Exercise instructions ::
Continue the València 9 snapshot post below from where it stops.

Document extract ::
..............................
The talk will take place at Institut Henri Poincaré, Thursday Sept. 1, at 15:00, as part of the Big’MC seminars.

## València 9 snapshot [4]

Posted in Statistics, University life with tags , , , , , , , , on June 8, 2010 by xi'an

This one-before-last day at València 9 was fairly busy and I skipped the [tantalising] trip back to Sella to attend morning and afternoon talks. The first session involved Nicolas Chopin and Pierre Jacob’s free-energy paper whose earlier version I had heard at CREST, which builds on the earlier paper of Nicolas with Tony Lelièvre and Gabriel Stoltz to build a sequential Monte Carlo sampler that is biased along a preferential direction in order to fight multimodality and label switching in the case of mixtures. Peter Green rightly pointed out the difficulty in building this direction, which appears like a principal component to me, but this may open a new direction for research on a potentially adaptive direction updated with the SMC sampler… Although I always have trouble understanding the gist of causal models, Thomas Richardson’s talk about transparent parameterisation was quite interesting  in its links both with contingency tables and with identifiability issues (should Bayesians care about identifiability?! I did not really understand why the data could help in specifying the unidentified parameter in an empirical Bayes manner, though).
..............................
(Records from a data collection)

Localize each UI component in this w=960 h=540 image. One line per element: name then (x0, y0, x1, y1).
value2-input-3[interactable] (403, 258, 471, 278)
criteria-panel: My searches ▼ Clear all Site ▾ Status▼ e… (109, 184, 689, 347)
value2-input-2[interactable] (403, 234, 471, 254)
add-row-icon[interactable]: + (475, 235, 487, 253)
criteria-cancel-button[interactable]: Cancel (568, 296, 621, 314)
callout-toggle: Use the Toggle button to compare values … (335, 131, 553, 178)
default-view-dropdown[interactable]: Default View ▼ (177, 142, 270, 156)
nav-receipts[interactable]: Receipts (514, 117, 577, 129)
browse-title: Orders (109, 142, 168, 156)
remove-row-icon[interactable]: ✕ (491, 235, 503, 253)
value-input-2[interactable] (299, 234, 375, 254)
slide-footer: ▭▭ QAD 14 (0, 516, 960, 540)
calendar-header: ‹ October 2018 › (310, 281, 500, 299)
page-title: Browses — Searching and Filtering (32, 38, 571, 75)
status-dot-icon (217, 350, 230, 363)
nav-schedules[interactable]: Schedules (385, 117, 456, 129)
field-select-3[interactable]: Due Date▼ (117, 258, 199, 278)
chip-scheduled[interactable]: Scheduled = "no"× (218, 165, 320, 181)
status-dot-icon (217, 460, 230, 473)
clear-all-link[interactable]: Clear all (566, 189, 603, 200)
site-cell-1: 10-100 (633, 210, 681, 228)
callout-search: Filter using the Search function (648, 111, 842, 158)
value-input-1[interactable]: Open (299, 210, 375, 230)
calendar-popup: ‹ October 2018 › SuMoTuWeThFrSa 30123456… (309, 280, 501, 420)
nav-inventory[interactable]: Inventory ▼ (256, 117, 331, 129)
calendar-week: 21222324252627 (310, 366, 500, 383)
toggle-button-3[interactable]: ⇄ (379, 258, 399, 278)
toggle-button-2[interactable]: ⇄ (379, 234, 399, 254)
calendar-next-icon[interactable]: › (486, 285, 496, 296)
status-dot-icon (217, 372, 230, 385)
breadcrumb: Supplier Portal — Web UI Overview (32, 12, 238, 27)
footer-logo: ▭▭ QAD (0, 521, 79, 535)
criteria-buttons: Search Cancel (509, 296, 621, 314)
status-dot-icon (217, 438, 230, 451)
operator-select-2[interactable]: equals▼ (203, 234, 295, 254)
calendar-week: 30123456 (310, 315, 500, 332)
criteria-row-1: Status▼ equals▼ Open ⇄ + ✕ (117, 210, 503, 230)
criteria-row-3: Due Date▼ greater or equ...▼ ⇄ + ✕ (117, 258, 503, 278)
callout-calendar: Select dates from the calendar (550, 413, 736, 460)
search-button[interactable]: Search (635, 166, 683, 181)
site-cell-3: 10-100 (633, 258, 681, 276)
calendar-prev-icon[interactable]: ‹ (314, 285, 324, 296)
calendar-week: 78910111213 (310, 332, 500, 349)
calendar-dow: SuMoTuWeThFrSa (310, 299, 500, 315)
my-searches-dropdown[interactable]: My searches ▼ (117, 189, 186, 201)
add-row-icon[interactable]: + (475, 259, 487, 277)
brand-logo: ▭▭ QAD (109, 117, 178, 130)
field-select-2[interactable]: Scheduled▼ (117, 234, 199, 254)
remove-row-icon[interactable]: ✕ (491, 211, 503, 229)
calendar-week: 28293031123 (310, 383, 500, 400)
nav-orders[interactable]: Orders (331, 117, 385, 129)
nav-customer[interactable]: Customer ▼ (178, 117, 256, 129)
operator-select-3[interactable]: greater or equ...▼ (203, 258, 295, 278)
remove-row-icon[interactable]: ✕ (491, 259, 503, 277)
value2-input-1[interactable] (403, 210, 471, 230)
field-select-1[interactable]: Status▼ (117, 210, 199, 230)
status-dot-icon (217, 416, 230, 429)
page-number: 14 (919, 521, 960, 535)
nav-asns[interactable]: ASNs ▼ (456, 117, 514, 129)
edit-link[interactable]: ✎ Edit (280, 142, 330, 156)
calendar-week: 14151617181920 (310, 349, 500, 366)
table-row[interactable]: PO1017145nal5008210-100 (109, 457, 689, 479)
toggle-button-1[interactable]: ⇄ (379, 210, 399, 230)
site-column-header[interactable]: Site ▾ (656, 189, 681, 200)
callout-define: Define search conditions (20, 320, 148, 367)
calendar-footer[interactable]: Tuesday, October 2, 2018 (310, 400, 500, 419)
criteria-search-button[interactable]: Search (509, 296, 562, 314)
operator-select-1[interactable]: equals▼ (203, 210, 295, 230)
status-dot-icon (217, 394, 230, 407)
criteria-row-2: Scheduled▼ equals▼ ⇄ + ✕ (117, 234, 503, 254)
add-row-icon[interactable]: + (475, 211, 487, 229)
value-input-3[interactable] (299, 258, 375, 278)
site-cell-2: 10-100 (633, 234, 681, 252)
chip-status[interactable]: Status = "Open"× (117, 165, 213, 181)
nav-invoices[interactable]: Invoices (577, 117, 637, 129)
..............................
Exercise result ::
The morning talk by Darren Wilkinson was a particularly enticing talk in that Darren presented in a very articulate manner the specifics of analysing stochastic kinetic models for bacterial regulation and that he also introduced a likelihood-free MCMC that was not ABC-MCMC. (At first sight, it sounds like the auxiliary variable technique of Møller, Pettit, Reeves and Berthelsen, but I want to read the paper to understand better the differences.) Despite the appalling audio and video rendering in the conference room, the filmed discussion by Samuel Kou got into a comparison with ABC. The afternoon non-parametric session left me a bit confused as to the infinite regress on Dirichlet process expansions, but I enjoyed the next talk by Geoff Nicholls on partial ordering inference immensely, even though I missed the bishop example at the beginning because the talks got drifted due to the absence of the first speaker of the session. During the poster session (where again I only saw a fourth of the material!), I had the pleasant surprise to meet a student from the University of Canterbury, Christchurch, who took my Bayesian Core class when I visited in 2006.